[Data]
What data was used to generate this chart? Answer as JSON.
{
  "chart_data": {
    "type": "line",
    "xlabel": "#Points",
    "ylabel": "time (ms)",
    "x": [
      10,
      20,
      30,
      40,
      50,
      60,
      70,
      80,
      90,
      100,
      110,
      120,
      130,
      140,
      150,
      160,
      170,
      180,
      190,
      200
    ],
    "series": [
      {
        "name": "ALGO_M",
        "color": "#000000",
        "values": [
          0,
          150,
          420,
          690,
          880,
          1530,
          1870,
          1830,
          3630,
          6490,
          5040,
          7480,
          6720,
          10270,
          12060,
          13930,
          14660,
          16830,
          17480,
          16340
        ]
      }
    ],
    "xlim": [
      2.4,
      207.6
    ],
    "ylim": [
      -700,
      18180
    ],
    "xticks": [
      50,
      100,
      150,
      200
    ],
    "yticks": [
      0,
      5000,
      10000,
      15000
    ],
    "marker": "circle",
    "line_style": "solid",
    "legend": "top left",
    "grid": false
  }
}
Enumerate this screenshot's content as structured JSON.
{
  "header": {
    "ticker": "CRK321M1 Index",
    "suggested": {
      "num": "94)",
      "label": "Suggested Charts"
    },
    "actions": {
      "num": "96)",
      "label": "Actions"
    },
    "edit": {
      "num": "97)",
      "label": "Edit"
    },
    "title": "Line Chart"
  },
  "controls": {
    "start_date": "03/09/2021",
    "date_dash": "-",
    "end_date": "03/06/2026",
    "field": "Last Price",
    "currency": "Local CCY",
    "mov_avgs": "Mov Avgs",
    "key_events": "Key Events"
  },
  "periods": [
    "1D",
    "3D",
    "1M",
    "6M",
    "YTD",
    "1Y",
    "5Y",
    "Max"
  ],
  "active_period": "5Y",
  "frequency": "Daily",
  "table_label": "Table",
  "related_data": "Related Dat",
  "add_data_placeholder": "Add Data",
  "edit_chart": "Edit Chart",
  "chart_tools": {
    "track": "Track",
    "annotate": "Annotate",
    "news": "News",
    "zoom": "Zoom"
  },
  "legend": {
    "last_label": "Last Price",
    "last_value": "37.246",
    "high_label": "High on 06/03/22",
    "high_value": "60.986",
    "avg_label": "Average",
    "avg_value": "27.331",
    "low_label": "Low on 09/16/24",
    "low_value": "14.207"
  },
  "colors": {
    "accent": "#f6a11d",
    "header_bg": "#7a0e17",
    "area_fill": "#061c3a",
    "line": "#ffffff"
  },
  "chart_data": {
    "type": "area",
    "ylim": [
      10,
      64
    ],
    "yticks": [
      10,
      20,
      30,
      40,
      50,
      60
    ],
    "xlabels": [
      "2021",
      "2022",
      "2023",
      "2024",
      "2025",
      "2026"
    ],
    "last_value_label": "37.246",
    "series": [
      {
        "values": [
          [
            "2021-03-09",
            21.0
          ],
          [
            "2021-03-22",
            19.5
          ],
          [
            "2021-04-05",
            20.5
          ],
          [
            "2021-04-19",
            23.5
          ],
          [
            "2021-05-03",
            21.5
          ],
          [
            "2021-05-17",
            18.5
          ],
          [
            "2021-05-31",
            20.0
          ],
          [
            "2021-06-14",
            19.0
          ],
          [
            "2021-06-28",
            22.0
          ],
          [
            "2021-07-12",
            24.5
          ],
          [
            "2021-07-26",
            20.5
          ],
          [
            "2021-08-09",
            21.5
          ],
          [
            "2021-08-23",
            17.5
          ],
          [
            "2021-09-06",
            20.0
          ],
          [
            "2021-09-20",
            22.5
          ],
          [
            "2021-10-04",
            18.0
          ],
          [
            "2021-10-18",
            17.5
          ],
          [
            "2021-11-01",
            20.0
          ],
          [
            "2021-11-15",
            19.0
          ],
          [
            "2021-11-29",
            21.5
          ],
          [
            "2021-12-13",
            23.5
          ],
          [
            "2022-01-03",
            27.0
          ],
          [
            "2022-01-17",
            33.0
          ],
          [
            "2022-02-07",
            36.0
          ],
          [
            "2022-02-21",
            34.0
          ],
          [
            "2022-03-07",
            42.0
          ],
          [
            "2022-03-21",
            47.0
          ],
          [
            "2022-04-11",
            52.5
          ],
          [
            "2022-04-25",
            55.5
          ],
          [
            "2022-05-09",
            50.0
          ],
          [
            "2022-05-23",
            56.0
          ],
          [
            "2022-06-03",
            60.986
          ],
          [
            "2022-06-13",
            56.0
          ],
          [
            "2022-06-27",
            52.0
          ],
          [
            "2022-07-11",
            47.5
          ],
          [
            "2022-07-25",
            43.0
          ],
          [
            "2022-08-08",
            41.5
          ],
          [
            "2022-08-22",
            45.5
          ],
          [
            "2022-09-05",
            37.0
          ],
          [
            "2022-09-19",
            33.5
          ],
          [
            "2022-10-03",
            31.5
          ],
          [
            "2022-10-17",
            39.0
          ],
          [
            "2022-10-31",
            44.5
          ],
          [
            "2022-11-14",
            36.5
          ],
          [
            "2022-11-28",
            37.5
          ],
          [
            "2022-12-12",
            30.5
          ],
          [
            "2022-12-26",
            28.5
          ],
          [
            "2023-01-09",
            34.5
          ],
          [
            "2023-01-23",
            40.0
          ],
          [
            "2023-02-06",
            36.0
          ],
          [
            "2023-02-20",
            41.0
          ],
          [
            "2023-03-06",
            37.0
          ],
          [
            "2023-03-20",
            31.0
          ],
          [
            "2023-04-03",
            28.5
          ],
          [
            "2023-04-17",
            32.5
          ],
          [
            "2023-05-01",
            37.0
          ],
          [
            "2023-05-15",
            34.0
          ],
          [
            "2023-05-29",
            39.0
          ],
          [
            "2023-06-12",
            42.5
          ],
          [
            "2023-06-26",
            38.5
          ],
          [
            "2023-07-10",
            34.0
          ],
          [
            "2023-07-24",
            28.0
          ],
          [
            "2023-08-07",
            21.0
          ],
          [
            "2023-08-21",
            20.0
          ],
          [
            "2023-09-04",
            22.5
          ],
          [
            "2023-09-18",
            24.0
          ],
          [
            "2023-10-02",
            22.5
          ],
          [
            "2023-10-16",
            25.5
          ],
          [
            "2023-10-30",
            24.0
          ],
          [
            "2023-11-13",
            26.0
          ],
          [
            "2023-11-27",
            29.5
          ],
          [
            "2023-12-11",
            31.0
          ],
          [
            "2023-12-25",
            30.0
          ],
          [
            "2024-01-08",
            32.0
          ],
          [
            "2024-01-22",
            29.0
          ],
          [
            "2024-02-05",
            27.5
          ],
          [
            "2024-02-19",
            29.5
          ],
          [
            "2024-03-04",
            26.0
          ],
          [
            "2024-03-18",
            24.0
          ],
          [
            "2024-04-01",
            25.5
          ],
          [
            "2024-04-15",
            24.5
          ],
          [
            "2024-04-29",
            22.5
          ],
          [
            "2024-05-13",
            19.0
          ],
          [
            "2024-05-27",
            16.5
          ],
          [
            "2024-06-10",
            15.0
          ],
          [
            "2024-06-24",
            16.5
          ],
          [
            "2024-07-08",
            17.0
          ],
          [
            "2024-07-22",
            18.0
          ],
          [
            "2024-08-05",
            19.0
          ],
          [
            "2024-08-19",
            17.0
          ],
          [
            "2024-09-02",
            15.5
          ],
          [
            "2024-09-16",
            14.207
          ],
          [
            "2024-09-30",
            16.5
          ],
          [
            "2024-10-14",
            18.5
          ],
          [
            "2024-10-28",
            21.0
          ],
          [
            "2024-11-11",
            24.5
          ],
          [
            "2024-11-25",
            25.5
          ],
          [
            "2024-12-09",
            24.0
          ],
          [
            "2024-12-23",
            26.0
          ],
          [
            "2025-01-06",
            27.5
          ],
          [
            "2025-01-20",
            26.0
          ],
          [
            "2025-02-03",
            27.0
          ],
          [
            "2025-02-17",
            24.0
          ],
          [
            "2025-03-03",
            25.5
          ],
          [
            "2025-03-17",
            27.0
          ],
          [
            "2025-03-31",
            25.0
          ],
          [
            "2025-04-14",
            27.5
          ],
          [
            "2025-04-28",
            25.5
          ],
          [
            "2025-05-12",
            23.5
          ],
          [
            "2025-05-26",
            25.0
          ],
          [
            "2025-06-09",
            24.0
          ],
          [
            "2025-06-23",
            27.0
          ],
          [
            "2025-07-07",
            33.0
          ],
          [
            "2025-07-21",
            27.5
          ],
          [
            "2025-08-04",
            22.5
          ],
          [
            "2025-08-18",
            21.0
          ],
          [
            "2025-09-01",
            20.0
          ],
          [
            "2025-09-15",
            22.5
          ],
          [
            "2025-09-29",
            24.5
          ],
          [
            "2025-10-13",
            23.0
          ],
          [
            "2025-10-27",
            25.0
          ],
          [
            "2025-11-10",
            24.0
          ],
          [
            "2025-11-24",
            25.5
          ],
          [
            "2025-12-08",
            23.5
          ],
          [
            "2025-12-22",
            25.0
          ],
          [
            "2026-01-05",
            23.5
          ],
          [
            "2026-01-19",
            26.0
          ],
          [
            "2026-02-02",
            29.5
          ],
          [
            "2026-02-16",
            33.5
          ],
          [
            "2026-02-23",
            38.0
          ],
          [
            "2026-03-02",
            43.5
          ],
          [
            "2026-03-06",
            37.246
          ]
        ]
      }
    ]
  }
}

[Written task]
Above is a listing; report how many of its lines include the word "this", giving the number only.

[Response]
2